**WRITTEN REQUEST:** Could every line of the data be printed exactly as it reads?

(Extracts from a graphics dataset)
— BEGIN —

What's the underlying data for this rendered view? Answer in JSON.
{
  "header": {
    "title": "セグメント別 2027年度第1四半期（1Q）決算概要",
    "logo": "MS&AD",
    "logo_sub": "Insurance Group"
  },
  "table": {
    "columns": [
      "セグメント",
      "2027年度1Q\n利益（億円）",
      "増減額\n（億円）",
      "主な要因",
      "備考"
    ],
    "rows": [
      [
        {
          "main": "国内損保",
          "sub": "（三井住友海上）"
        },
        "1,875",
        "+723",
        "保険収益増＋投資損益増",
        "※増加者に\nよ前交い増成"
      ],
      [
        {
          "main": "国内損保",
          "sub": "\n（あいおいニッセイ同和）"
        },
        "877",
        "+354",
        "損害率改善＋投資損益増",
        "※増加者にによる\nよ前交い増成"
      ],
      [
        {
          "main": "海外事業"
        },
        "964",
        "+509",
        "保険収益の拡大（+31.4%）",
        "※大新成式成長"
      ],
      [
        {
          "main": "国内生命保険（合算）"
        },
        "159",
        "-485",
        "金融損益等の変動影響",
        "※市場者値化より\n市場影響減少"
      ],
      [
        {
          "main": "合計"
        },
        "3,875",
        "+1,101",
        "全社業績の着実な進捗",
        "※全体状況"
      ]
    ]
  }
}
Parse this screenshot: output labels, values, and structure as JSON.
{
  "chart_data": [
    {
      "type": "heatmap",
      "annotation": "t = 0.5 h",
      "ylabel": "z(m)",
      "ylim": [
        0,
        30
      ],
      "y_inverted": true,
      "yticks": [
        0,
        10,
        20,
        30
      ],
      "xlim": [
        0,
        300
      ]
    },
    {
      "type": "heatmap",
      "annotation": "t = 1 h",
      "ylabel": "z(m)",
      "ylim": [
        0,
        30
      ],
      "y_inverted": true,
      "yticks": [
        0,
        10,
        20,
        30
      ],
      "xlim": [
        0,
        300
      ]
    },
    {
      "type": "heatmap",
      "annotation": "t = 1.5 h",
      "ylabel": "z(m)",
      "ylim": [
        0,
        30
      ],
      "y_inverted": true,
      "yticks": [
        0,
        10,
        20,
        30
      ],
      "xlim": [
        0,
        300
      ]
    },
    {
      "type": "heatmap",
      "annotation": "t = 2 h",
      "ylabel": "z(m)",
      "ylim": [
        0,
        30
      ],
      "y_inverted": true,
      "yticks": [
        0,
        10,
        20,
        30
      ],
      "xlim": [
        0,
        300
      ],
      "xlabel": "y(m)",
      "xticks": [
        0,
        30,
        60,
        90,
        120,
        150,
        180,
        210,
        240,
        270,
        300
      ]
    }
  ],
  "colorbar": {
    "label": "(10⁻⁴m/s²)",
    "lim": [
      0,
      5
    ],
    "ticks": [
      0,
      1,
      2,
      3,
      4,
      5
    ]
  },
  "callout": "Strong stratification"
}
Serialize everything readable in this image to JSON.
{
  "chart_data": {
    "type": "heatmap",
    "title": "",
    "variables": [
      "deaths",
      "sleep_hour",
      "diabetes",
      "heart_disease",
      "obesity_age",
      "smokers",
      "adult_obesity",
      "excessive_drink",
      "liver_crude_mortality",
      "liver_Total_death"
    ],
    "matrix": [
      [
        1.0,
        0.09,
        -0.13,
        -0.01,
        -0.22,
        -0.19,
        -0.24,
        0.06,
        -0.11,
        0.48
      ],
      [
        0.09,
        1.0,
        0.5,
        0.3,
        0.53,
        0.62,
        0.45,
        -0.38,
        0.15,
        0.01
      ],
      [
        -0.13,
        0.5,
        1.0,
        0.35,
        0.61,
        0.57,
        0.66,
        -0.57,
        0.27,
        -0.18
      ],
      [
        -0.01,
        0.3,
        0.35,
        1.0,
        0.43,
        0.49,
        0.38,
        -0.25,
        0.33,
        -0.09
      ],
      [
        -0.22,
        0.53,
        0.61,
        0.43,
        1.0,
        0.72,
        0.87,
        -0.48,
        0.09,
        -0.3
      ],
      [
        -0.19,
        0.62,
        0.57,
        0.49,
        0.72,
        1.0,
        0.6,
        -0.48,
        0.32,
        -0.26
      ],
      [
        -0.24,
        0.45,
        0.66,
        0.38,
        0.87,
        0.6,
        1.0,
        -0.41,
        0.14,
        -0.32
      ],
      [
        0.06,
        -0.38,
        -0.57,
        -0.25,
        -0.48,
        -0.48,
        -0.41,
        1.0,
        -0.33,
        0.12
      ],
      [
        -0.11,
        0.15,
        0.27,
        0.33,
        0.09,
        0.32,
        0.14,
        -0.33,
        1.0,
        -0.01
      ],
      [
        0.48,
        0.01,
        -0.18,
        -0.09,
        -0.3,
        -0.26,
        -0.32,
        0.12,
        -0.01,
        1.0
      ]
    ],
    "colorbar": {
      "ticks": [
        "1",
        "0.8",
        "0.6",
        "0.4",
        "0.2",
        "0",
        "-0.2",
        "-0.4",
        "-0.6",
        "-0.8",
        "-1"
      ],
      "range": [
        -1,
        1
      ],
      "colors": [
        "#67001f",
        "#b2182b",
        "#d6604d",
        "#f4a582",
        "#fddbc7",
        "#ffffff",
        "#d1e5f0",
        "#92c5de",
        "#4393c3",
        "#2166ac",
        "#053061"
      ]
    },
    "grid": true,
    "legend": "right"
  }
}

— END —

**SOLUTION TO THE PROBLEM:**
What's the underlying data for this rendered view? Answer in JSON.
{
  "header": {
    "title": "セグメント別 2027年度第1四半期（1Q）決算概要",
    "logo": "MS&AD",
    "logo_sub": "Insurance Group"
  },
  "table": {
    "columns": [
      "セグメント",
      "2027年度1Q\n利益（億円）",
      "増減額\n（億円）",
      "主な要因",
      "備考"
    ],
    "rows": [
      [
        {
          "main": "国内損保",
          "sub": "（三井住友海上）"
        },
        "1,875",
        "+723",
        "保険収益増＋投資損益増",
        "※増加者に\nよ前交い増成"
      ],
      [
        {
          "main": "国内損保",
          "sub": "\n（あいおいニッセイ同和）"
        },
        "877",
        "+354",
        "損害率改善＋投資損益増",
        "※増加者にによる\nよ前交い増成"
      ],
      [
        {
          "main": "海外事業"
        },
        "964",
        "+509",
        "保険収益の拡大（+31.4%）",
        "※大新成式成長"
      ],
      [
        {
          "main": "国内生命保険（合算）"
        },
        "159",
        "-485",
        "金融損益等の変動影響",
        "※市場者値化より\n市場影響減少"
      ],
      [
        {
          "main": "合計"
        },
        "3,875",
        "+1,101",
        "全社業績の着実な進捗",
        "※全体状況"
      ]
    ]
  }
}
Parse this screenshot: output labels, values, and structure as JSON.
{
  "chart_data": [
    {
      "type": "heatmap",
      "annotation": "t = 0.5 h",
      "ylabel": "z(m)",
      "ylim": [
        0,
        30
      ],
      "y_inverted": true,
      "yticks": [
        0,
        10,
        20,
        30
      ],
      "xlim": [
        0,
        300
      ]
    },
    {
      "type": "heatmap",
      "annotation": "t = 1 h",
      "ylabel": "z(m)",
      "ylim": [
        0,
        30
      ],
      "y_inverted": true,
      "yticks": [
        0,
        10,
        20,
        30
      ],
      "xlim": [
        0,
        300
      ]
    },
    {
      "type": "heatmap",
      "annotation": "t = 1.5 h",
      "ylabel": "z(m)",
      "ylim": [
        0,
        30
      ],
      "y_inverted": true,
      "yticks": [
        0,
        10,
        20,
        30
      ],
      "xlim": [
        0,
        300
      ]
    },
    {
      "type": "heatmap",
      "annotation": "t = 2 h",
      "ylabel": "z(m)",
      "ylim": [
        0,
        30
      ],
      "y_inverted": true,
      "yticks": [
        0,
        10,
        20,
        30
      ],
      "xlim": [
        0,
        300
      ],
      "xlabel": "y(m)",
      "xticks": [
        0,
        30,
        60,
        90,
        120,
        150,
        180,
        210,
        240,
        270,
        300
      ]
    }
  ],
  "colorbar": {
    "label": "(10⁻⁴m/s²)",
    "lim": [
      0,
      5
    ],
    "ticks": [
      0,
      1,
      2,
      3,
      4,
      5
    ]
  },
  "callout": "Strong stratification"
}
Serialize everything readable in this image to JSON.
{
  "chart_data": {
    "type": "heatmap",
    "title": "",
    "variables": [
      "deaths",
      "sleep_hour",
      "diabetes",
      "heart_disease",
      "obesity_age",
      "smokers",
      "adult_obesity",
      "excessive_drink",
      "liver_crude_mortality",
      "liver_Total_death"
    ],
    "matrix": [
      [
        1.0,
        0.09,
        -0.13,
        -0.01,
        -0.22,
        -0.19,
        -0.24,
        0.06,
        -0.11,
        0.48
      ],
      [
        0.09,
        1.0,
        0.5,
        0.3,
        0.53,
        0.62,
        0.45,
        -0.38,
        0.15,
        0.01
      ],
      [
        -0.13,
        0.5,
        1.0,
        0.35,
        0.61,
        0.57,
        0.66,
        -0.57,
        0.27,
        -0.18
      ],
      [
        -0.01,
        0.3,
        0.35,
        1.0,
        0.43,
        0.49,
        0.38,
        -0.25,
        0.33,
        -0.09
      ],
      [
        -0.22,
        0.53,
        0.61,
        0.43,
        1.0,
        0.72,
        0.87,
        -0.48,
        0.09,
        -0.3
      ],
      [
        -0.19,
        0.62,
        0.57,
        0.49,
        0.72,
        1.0,
        0.6,
        -0.48,
        0.32,
        -0.26
      ],
      [
        -0.24,
        0.45,
        0.66,
        0.38,
        0.87,
        0.6,
        1.0,
        -0.41,
        0.14,
        -0.32
      ],
      [
        0.06,
        -0.38,
        -0.57,
        -0.25,
        -0.48,
        -0.48,
        -0.41,
        1.0,
        -0.33,
        0.12
      ],
      [
        -0.11,
        0.15,
        0.27,
        0.33,
        0.09,
        0.32,
        0.14,
        -0.33,
        1.0,
        -0.01
      ],
      [
        0.48,
        0.01,
        -0.18,
        -0.09,
        -0.3,
        -0.26,
        -0.32,
        0.12,
        -0.01,
        1.0
      ]
    ],
    "colorbar": {
      "ticks": [
        "1",
        "0.8",
        "0.6",
        "0.4",
        "0.2",
        "0",
        "-0.2",
        "-0.4",
        "-0.6",
        "-0.8",
        "-1"
      ],
      "range": [
        -1,
        1
      ],
      "colors": [
        "#67001f",
        "#b2182b",
        "#d6604d",
        "#f4a582",
        "#fddbc7",
        "#ffffff",
        "#d1e5f0",
        "#92c5de",
        "#4393c3",
        "#2166ac",
        "#053061"
      ]
    },
    "grid": true,
    "legend": "right"
  }
}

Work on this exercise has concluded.